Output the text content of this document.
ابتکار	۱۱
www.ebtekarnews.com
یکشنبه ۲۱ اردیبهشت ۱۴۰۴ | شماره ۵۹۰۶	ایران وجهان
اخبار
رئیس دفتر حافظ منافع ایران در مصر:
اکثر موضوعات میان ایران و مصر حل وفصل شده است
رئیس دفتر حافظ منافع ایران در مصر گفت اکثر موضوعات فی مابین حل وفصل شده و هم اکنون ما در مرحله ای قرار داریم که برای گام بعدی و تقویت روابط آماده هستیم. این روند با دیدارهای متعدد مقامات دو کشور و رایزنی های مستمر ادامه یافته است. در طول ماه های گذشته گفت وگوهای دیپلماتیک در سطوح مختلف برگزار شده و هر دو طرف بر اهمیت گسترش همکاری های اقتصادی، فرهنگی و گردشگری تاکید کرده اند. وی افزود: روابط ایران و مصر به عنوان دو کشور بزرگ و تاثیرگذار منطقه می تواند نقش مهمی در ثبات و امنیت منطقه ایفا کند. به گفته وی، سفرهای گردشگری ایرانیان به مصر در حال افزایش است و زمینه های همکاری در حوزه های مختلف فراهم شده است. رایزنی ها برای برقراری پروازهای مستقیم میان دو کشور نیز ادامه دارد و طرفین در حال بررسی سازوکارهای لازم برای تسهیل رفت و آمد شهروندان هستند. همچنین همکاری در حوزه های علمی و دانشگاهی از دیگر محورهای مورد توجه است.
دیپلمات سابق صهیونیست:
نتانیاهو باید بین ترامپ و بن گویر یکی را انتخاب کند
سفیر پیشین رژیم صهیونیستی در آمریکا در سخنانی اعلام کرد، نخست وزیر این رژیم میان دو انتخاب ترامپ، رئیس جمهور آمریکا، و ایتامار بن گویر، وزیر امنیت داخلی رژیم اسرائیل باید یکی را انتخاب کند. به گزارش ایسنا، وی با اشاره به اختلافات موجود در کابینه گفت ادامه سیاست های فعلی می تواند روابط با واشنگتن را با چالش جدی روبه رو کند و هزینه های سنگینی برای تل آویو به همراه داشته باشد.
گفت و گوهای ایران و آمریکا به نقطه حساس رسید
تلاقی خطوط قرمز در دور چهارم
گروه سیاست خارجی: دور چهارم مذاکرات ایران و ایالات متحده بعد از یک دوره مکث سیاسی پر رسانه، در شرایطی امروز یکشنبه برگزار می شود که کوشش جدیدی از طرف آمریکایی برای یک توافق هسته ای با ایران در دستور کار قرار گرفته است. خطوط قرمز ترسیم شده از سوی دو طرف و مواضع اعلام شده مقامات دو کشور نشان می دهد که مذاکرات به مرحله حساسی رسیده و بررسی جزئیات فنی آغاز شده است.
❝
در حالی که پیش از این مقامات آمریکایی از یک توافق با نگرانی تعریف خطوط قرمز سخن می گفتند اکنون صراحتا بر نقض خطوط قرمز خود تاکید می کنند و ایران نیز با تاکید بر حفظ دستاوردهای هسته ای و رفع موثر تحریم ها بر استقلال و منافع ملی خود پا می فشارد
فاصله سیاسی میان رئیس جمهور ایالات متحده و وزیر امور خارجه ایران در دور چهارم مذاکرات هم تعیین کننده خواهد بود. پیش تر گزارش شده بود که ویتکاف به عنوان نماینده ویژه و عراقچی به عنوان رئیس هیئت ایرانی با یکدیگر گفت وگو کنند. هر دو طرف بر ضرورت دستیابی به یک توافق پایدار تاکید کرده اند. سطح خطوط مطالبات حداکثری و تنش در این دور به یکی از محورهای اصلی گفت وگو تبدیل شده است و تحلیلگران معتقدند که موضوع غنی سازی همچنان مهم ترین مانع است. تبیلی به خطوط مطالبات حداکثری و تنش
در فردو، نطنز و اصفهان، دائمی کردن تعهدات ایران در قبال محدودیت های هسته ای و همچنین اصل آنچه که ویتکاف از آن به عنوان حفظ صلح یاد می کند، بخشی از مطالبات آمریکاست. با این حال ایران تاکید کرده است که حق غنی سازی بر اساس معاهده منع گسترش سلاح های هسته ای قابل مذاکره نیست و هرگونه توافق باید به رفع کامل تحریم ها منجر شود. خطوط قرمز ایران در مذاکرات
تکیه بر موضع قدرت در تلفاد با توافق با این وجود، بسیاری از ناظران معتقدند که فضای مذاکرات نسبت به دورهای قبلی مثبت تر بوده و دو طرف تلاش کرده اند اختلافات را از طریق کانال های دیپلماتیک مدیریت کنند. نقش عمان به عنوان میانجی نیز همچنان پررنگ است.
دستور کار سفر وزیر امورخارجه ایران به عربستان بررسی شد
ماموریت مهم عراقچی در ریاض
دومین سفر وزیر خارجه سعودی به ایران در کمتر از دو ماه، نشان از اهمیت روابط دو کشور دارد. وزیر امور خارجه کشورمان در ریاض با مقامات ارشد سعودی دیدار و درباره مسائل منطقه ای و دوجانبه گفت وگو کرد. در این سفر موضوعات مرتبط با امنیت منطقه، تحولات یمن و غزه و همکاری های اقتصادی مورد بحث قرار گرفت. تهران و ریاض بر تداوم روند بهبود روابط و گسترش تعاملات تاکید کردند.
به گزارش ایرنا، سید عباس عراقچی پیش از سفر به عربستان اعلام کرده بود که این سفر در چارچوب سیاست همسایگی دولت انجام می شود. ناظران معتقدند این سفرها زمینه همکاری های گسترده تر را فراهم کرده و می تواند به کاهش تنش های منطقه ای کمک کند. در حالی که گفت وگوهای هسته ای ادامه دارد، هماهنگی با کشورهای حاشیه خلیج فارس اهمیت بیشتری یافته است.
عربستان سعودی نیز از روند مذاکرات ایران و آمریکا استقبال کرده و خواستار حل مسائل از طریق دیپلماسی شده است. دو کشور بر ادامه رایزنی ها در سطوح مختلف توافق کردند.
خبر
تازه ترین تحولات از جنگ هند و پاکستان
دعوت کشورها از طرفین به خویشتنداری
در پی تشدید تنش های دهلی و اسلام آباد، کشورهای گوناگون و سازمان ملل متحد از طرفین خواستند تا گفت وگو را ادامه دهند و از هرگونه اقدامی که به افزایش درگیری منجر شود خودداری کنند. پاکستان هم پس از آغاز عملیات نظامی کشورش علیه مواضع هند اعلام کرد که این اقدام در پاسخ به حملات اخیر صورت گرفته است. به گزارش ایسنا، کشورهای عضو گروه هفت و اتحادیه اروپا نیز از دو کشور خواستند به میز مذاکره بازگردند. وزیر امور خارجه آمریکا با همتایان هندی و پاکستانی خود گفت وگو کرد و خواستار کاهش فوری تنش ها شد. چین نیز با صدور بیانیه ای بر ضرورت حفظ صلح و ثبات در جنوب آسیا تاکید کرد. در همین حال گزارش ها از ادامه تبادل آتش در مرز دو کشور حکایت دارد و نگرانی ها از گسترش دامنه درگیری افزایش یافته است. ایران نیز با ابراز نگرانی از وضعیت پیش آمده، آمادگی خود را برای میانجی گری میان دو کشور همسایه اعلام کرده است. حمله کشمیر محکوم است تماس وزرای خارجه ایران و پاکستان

#####

* [AIM] Extract all lines as given.

* [SOLUTION TO THIS EXERCISE]
Output the text content of this document.
ابتکار	۱۱
www.ebtekarnews.com
یکشنبه ۲۱ اردیبهشت ۱۴۰۴ | شماره ۵۹۰۶	ایران وجهان
اخبار
رئیس دفتر حافظ منافع ایران در مصر:
اکثر موضوعات میان ایران و مصر حل وفصل شده است
رئیس دفتر حافظ منافع ایران در مصر گفت اکثر موضوعات فی مابین حل وفصل شده و هم اکنون ما در مرحله ای قرار داریم که برای گام بعدی و تقویت روابط آماده هستیم. این روند با دیدارهای متعدد مقامات دو کشور و رایزنی های مستمر ادامه یافته است. در طول ماه های گذشته گفت وگوهای دیپلماتیک در سطوح مختلف برگزار شده و هر دو طرف بر اهمیت گسترش همکاری های اقتصادی، فرهنگی و گردشگری تاکید کرده اند. وی افزود: روابط ایران و مصر به عنوان دو کشور بزرگ و تاثیرگذار منطقه می تواند نقش مهمی در ثبات و امنیت منطقه ایفا کند. به گفته وی، سفرهای گردشگری ایرانیان به مصر در حال افزایش است و زمینه های همکاری در حوزه های مختلف فراهم شده است. رایزنی ها برای برقراری پروازهای مستقیم میان دو کشور نیز ادامه دارد و طرفین در حال بررسی سازوکارهای لازم برای تسهیل رفت و آمد شهروندان هستند. همچنین همکاری در حوزه های علمی و دانشگاهی از دیگر محورهای مورد توجه است.
دیپلمات سابق صهیونیست:
نتانیاهو باید بین ترامپ و بن گویر یکی را انتخاب کند
سفیر پیشین رژیم صهیونیستی در آمریکا در سخنانی اعلام کرد، نخست وزیر این رژیم میان دو انتخاب ترامپ، رئیس جمهور آمریکا، و ایتامار بن گویر، وزیر امنیت داخلی رژیم اسرائیل باید یکی را انتخاب کند. به گزارش ایسنا، وی با اشاره به اختلافات موجود در کابینه گفت ادامه سیاست های فعلی می تواند روابط با واشنگتن را با چالش جدی روبه رو کند و هزینه های سنگینی برای تل آویو به همراه داشته باشد.
گفت و گوهای ایران و آمریکا به نقطه حساس رسید
تلاقی خطوط قرمز در دور چهارم
گروه سیاست خارجی: دور چهارم مذاکرات ایران و ایالات متحده بعد از یک دوره مکث سیاسی پر رسانه، در شرایطی امروز یکشنبه برگزار می شود که کوشش جدیدی از طرف آمریکایی برای یک توافق هسته ای با ایران در دستور کار قرار گرفته است. خطوط قرمز ترسیم شده از سوی دو طرف و مواضع اعلام شده مقامات دو کشور نشان می دهد که مذاکرات به مرحله حساسی رسیده و بررسی جزئیات فنی آغاز شده است.
❝
در حالی که پیش از این مقامات آمریکایی از یک توافق با نگرانی تعریف خطوط قرمز سخن می گفتند اکنون صراحتا بر نقض خطوط قرمز خود تاکید می کنند و ایران نیز با تاکید بر حفظ دستاوردهای هسته ای و رفع موثر تحریم ها بر استقلال و منافع ملی خود پا می فشارد
فاصله سیاسی میان رئیس جمهور ایالات متحده و وزیر امور خارجه ایران در دور چهارم مذاکرات هم تعیین کننده خواهد بود. پیش تر گزارش شده بود که ویتکاف به عنوان نماینده ویژه و عراقچی به عنوان رئیس هیئت ایرانی با یکدیگر گفت وگو کنند. هر دو طرف بر ضرورت دستیابی به یک توافق پایدار تاکید کرده اند. سطح خطوط مطالبات حداکثری و تنش در این دور به یکی از محورهای اصلی گفت وگو تبدیل شده است و تحلیلگران معتقدند که موضوع غنی سازی همچنان مهم ترین مانع است. تبیلی به خطوط مطالبات حداکثری و تنش
در فردو، نطنز و اصفهان، دائمی کردن تعهدات ایران در قبال محدودیت های هسته ای و همچنین اصل آنچه که ویتکاف از آن به عنوان حفظ صلح یاد می کند، بخشی از مطالبات آمریکاست. با این حال ایران تاکید کرده است که حق غنی سازی بر اساس معاهده منع گسترش سلاح های هسته ای قابل مذاکره نیست و هرگونه توافق باید به رفع کامل تحریم ها منجر شود. خطوط قرمز ایران در مذاکرات
تکیه بر موضع قدرت در تلفاد با توافق با این وجود، بسیاری از ناظران معتقدند که فضای مذاکرات نسبت به دورهای قبلی مثبت تر بوده و دو طرف تلاش کرده اند اختلافات را از طریق کانال های دیپلماتیک مدیریت کنند. نقش عمان به عنوان میانجی نیز همچنان پررنگ است.
دستور کار سفر وزیر امورخارجه ایران به عربستان بررسی شد
ماموریت مهم عراقچی در ریاض
دومین سفر وزیر خارجه سعودی به ایران در کمتر از دو ماه، نشان از اهمیت روابط دو کشور دارد. وزیر امور خارجه کشورمان در ریاض با مقامات ارشد سعودی دیدار و درباره مسائل منطقه ای و دوجانبه گفت وگو کرد. در این سفر موضوعات مرتبط با امنیت منطقه، تحولات یمن و غزه و همکاری های اقتصادی مورد بحث قرار گرفت. تهران و ریاض بر تداوم روند بهبود روابط و گسترش تعاملات تاکید کردند.
به گزارش ایرنا، سید عباس عراقچی پیش از سفر به عربستان اعلام کرده بود که این سفر در چارچوب سیاست همسایگی دولت انجام می شود. ناظران معتقدند این سفرها زمینه همکاری های گسترده تر را فراهم کرده و می تواند به کاهش تنش های منطقه ای کمک کند. در حالی که گفت وگوهای هسته ای ادامه دارد، هماهنگی با کشورهای حاشیه خلیج فارس اهمیت بیشتری یافته است.
عربستان سعودی نیز از روند مذاکرات ایران و آمریکا استقبال کرده و خواستار حل مسائل از طریق دیپلماسی شده است. دو کشور بر ادامه رایزنی ها در سطوح مختلف توافق کردند.
خبر
تازه ترین تحولات از جنگ هند و پاکستان
دعوت کشورها از طرفین به خویشتنداری
در پی تشدید تنش های دهلی و اسلام آباد، کشورهای گوناگون و سازمان ملل متحد از طرفین خواستند تا گفت وگو را ادامه دهند و از هرگونه اقدامی که به افزایش درگیری منجر شود خودداری کنند. پاکستان هم پس از آغاز عملیات نظامی کشورش علیه مواضع هند اعلام کرد که این اقدام در پاسخ به حملات اخیر صورت گرفته است. به گزارش ایسنا، کشورهای عضو گروه هفت و اتحادیه اروپا نیز از دو کشور خواستند به میز مذاکره بازگردند. وزیر امور خارجه آمریکا با همتایان هندی و پاکستانی خود گفت وگو کرد و خواستار کاهش فوری تنش ها شد. چین نیز با صدور بیانیه ای بر ضرورت حفظ صلح و ثبات در جنوب آسیا تاکید کرد. در همین حال گزارش ها از ادامه تبادل آتش در مرز دو کشور حکایت دارد و نگرانی ها از گسترش دامنه درگیری افزایش یافته است. ایران نیز با ابراز نگرانی از وضعیت پیش آمده، آمادگی خود را برای میانجی گری میان دو کشور همسایه اعلام کرده است. حمله کشمیر محکوم است تماس وزرای خارجه ایران و پاکستان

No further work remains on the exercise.